> [Text section]:
*** Begin section ***
INVESTIGATION OF FEEDING-STATUS DEPENDENT MODULATION OF GABA<SUB>A</SUB>RΑ5 AND GAT3 PROTEINS IN THE VENTROMEDIAL HYPOTHALAMUS

The ventromedial hypothalamus (VMH) is crucial for regulating metabolic activities such as satiety, glucose and insulin homeostasis, and energy expenditure, and for modulating the metabolic response through neurotransmitters and neuromodulators such as γ-Aminobutyric acid (GABA) and BDNF. The extrasynaptic GABAergic signaling in the VMH is shaped by the relation between GABA_ARα5 and the astrocytic transporter GAT3, which regulates tonic inhibition. Our aim is to investigate dynamic alterations in GABA_ARα5 and GAT3 levels in the VMH region of fed and 24-hour-fasted mice to assess GABAergic circuit plasticity in response to metabolic state. Coronal VMH brain slices from 24-hour fasted and fed mice were collected and analyzed by western blot and immonohistochemistry-immunofluorescence (IHC-IF) experiments. The images were acquired by confocal microscopy and analyzed with Fiji 1.54 and IMARIS 9.7. Our results indicate that 24-hour fasting significantly increased GAT3-colocalized surface area and volume in VMH astrocytes. Morphological assessments and Sholl analysis showed that fasting-induced remodeling is characterized by a significant reduction in structural complexity, especially in the number of branches and mean Sholl radius, despite a trend toward increased total surface area and volume. GABA_ARα5 levels in synaptic and extrasynaptic areas remain unchanged between feeding conditions. In conclusion, these results suggest that VMH astrocytes undergo morphological and molecular remodeling during fasting to modulate GABAergic signaling, predominantly through GAT3-mediated pathways rather than through alterations in GABA_ARα5 expression. This project is funded by TUBITAK 2232 Early-Stage Researchers Grant and TUBITAK 1001 Grant (Project Numbers 121C128 and 124Z284, respectively).
*** End section ***
> [About this exercise]:
List the metabolic activities that the abstract says the ventromedial hypothalamus regulates. These rows come from a separate source.

> [Records supplied]:
*** Begin section ***
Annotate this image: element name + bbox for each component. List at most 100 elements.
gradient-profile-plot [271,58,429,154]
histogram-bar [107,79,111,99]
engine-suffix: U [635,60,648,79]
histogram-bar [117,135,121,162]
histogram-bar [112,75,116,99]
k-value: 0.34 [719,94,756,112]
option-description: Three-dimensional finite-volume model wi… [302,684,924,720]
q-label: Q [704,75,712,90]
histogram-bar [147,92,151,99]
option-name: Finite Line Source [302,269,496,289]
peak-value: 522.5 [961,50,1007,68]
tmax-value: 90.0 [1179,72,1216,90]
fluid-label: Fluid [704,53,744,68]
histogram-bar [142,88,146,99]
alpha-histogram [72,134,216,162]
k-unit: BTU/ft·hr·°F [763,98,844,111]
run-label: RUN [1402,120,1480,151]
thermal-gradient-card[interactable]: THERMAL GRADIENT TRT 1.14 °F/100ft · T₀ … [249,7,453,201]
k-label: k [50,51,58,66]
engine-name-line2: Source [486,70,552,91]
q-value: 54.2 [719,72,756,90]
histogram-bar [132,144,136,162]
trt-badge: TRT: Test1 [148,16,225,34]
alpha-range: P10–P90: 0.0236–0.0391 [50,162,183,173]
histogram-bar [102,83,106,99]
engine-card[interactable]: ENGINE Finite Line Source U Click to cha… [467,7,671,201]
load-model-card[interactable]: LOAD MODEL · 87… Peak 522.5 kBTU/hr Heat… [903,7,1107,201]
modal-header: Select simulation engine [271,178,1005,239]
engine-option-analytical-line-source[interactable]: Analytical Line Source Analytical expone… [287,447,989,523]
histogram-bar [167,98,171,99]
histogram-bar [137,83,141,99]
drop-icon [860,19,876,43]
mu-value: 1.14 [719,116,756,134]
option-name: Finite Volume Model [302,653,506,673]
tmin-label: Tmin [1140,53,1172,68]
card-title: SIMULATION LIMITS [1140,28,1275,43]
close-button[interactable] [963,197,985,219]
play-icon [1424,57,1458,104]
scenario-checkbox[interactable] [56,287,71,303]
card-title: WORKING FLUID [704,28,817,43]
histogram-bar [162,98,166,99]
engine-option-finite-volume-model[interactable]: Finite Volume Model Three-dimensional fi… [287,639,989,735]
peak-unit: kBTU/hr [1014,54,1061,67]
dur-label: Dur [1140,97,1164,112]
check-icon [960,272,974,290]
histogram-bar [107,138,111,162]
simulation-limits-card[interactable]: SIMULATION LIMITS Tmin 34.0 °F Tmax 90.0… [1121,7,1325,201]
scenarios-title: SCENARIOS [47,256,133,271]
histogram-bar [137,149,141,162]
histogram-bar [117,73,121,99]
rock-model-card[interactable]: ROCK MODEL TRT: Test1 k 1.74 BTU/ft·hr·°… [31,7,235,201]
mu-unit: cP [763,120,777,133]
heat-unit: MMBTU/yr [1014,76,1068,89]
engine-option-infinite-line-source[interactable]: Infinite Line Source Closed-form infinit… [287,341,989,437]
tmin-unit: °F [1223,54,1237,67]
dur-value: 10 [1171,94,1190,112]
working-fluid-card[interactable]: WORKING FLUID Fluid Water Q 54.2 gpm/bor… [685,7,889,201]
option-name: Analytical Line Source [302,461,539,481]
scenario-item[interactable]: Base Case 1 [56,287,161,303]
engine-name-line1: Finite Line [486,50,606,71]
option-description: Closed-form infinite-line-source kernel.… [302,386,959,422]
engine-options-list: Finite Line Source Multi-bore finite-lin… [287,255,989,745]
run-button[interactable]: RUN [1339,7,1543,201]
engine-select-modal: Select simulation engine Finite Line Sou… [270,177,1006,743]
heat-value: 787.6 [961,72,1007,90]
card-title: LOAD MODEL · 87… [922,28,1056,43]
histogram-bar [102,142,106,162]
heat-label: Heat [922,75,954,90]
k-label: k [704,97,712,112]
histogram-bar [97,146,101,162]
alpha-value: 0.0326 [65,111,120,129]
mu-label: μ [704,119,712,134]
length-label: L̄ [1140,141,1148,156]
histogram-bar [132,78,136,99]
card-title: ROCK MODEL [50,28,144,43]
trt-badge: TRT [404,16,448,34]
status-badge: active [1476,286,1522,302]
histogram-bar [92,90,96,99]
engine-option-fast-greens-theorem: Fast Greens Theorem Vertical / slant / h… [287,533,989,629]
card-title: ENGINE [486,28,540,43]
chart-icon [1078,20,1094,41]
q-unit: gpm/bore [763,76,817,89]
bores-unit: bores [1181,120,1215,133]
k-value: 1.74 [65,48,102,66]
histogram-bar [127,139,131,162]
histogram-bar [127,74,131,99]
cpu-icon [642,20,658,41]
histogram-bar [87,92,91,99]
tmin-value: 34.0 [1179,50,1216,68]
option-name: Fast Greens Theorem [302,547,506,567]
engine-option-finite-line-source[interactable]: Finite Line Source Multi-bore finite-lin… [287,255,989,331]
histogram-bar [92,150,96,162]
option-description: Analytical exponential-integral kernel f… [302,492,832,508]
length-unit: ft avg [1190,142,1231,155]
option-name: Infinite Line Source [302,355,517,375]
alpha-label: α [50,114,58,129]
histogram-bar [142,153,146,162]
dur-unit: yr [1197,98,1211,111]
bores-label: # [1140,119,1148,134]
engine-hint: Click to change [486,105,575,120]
*** End section ***
> [Finished exercise]:
- Satiety
- Glucose and insulin homeostasis
- Energy expenditure